> [Problem statement]:
Pull out every line with the word "ylabel".

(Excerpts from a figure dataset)
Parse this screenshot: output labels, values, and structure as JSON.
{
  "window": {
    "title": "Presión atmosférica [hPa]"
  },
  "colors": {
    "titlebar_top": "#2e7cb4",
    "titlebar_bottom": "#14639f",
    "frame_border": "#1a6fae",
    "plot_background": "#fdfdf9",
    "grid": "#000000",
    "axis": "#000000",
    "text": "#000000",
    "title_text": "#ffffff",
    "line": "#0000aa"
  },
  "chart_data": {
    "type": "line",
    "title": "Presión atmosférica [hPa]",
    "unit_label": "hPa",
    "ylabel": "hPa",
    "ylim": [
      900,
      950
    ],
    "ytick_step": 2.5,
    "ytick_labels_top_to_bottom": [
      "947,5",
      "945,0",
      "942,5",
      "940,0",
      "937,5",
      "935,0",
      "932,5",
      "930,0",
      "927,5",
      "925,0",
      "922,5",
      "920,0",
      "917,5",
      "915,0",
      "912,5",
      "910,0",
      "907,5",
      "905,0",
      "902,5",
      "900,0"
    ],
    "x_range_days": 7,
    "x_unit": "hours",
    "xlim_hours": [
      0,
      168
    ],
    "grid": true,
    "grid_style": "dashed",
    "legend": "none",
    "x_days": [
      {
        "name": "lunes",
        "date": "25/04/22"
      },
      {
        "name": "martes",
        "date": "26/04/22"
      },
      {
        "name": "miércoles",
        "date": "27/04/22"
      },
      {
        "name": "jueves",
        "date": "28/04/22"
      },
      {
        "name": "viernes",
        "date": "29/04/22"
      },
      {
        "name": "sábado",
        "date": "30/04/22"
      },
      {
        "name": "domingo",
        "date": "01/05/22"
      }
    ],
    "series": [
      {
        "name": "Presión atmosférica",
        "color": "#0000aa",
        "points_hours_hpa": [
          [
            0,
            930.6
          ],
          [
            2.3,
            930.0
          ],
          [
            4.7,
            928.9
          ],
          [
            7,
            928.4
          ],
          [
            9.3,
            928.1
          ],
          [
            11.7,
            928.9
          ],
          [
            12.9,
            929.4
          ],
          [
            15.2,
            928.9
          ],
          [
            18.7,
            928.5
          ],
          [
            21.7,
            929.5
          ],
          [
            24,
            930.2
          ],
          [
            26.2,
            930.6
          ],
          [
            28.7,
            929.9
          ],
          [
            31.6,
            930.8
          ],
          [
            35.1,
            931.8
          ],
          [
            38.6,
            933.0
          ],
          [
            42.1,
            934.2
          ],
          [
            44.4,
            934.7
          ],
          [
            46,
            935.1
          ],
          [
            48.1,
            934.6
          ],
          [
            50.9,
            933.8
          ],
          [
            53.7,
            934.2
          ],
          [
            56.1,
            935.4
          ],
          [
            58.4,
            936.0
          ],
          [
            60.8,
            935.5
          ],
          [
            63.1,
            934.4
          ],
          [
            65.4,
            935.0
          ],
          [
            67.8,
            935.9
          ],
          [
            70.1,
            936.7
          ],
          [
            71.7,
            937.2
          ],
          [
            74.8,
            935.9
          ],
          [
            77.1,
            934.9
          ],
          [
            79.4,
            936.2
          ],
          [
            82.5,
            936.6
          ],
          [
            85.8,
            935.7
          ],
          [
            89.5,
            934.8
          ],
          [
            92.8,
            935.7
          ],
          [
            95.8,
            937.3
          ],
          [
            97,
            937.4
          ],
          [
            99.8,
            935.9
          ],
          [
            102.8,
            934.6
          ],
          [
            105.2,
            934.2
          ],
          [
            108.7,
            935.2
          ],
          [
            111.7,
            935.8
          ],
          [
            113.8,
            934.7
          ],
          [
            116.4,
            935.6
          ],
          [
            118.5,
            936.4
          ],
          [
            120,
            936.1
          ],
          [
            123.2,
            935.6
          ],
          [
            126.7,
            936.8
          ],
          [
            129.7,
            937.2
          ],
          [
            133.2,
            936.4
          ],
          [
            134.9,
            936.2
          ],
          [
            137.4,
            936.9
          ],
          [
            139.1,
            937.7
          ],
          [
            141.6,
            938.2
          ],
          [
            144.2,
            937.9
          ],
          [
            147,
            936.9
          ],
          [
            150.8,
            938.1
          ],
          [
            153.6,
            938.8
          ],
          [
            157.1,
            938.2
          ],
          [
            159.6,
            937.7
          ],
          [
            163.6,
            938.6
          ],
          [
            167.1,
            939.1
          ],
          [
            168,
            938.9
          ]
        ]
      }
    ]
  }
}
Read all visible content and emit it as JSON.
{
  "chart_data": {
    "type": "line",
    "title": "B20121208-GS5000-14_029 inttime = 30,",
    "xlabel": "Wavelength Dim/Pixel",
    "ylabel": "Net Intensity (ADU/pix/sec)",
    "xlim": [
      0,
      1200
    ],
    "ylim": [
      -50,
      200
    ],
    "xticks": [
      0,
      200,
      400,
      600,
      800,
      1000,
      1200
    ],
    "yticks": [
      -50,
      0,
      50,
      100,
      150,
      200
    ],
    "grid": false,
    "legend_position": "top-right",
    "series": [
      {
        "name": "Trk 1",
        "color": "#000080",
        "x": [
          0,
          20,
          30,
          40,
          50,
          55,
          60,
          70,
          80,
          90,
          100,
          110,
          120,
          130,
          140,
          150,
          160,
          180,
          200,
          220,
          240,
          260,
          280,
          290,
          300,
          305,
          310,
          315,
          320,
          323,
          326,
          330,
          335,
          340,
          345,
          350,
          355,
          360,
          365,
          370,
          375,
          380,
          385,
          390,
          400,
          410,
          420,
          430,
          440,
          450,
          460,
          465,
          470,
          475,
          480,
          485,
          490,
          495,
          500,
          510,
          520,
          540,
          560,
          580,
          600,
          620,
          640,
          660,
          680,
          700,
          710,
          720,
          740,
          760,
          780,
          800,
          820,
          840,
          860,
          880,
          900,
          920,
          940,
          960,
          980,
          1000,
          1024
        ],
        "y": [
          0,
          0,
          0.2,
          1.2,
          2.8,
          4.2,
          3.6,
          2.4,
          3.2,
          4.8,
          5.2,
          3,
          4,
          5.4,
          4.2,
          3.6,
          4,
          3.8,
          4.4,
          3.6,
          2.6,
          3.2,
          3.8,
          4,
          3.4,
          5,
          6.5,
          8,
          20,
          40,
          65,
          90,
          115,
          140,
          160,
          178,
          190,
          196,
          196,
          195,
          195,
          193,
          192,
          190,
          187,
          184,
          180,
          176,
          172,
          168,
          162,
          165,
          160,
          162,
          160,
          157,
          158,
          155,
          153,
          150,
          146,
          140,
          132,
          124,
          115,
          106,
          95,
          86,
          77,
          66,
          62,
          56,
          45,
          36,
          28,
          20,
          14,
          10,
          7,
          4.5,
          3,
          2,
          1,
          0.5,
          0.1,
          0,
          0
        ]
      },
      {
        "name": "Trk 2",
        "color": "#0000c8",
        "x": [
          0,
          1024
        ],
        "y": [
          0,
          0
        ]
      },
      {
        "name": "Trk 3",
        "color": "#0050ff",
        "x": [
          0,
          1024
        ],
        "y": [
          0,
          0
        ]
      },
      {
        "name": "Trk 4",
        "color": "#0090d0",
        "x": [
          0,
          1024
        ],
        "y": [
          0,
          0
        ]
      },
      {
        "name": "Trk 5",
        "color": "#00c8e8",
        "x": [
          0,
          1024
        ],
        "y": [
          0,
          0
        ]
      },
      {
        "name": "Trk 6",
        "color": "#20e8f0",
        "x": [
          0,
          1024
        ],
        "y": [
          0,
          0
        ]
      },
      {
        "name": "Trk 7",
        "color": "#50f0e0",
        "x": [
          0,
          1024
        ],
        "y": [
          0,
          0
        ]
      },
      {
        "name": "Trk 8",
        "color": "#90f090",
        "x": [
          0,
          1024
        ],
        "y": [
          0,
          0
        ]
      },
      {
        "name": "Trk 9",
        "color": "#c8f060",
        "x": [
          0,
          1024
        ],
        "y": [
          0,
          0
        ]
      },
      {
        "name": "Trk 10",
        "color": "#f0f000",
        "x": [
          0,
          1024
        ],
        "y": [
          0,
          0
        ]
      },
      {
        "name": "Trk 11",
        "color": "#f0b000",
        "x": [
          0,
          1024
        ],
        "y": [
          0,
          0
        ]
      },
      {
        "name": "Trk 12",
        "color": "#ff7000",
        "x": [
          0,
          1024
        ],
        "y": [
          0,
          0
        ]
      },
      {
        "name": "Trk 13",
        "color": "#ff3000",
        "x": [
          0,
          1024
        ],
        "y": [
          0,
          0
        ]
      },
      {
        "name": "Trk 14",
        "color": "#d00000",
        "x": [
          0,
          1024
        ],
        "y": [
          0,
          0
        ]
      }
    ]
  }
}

> [Solved exercise]:
    "ylabel": "hPa",
    "ylabel": "Net Intensity (ADU/pix/sec)",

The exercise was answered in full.